● **What to work on**: Reproduce without any change the lines of the data below, from the line with "exit-button[interactable]: Выход <box>152" up to and including the line with "input-dialog: Введение значений".

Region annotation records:
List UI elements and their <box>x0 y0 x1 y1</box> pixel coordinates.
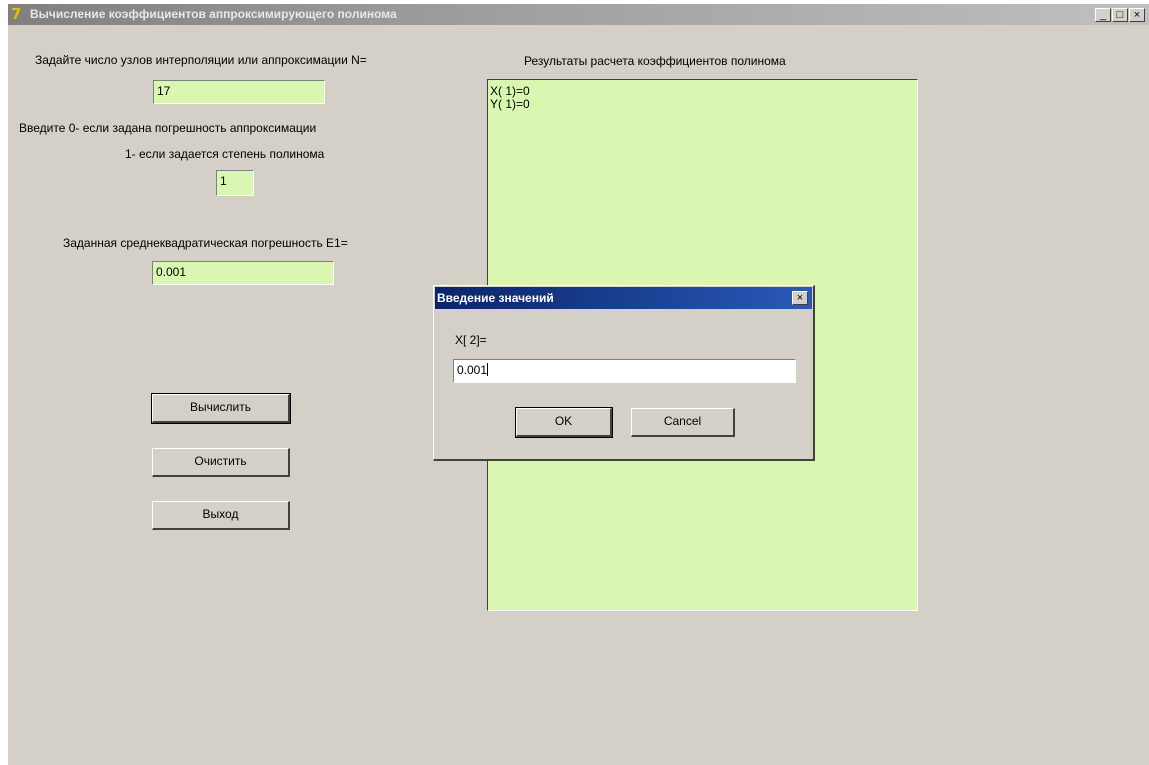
exit-button[interactable]: Выход <box>152 501 290 530</box>
mode-label-1: 1- если задается степень полинома <box>125 147 325 161</box>
dialog-input-text: 0.001 <box>457 363 488 377</box>
error-input[interactable]: 0.001 <box>152 261 334 285</box>
input-dialog: Введение значений × X[ 2]= 0.001 OK Canc… <box>433 285 815 461</box>
nodes-label: Задайте число узлов интерполяции или апп… <box>35 53 367 67</box>
dialog-input[interactable]: 0.001 <box>453 359 796 383</box>
mode-label-0: Введите 0- если задана погрешность аппро… <box>19 121 317 135</box>
nodes-input[interactable]: 17 <box>153 80 325 104</box>
dialog-title: Введение значений <box>437 291 554 305</box>
mode-input[interactable]: 1 <box>216 170 254 196</box>
window-title: Вычисление коэффициентов аппроксимирующе… <box>30 7 397 21</box>
ok-button[interactable]: OK <box>515 407 613 438</box>
dialog-prompt: X[ 2]= <box>455 333 487 347</box>
app-icon: 7 <box>11 5 22 23</box>
maximize-button[interactable]: □ <box>1112 8 1128 22</box>
dialog-close-button[interactable]: × <box>792 291 808 305</box>
title-bar: 7 Вычисление коэффициентов аппроксимирую… <box>8 4 1149 25</box>
compute-button[interactable]: Вычислить <box>151 393 291 424</box>
error-label: Заданная среднеквадратическая погрешност… <box>63 236 348 250</box>
results-line: X( 1)=0 <box>490 84 530 98</box>
cancel-button[interactable]: Cancel <box>631 408 735 437</box>
clear-button[interactable]: Очистить <box>152 448 290 477</box>
text-caret <box>487 363 489 376</box>
dialog-title-bar: Введение значений × <box>435 287 812 309</box>
results-line: Y( 1)=0 <box>490 97 530 111</box>
close-button[interactable]: × <box>1129 8 1145 22</box>
results-label: Результаты расчета коэффициентов полином… <box>524 54 786 68</box>
minimize-button[interactable]: _ <box>1095 8 1111 22</box>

● **Complete answer**:
exit-button[interactable]: Выход <box>152 501 290 530</box>
mode-label-1: 1- если задается степень полинома <box>125 147 325 161</box>
dialog-input-text: 0.001 <box>457 363 488 377</box>
error-input[interactable]: 0.001 <box>152 261 334 285</box>
input-dialog: Введение значений × X[ 2]= 0.001 OK Canc… <box>433 285 815 461</box>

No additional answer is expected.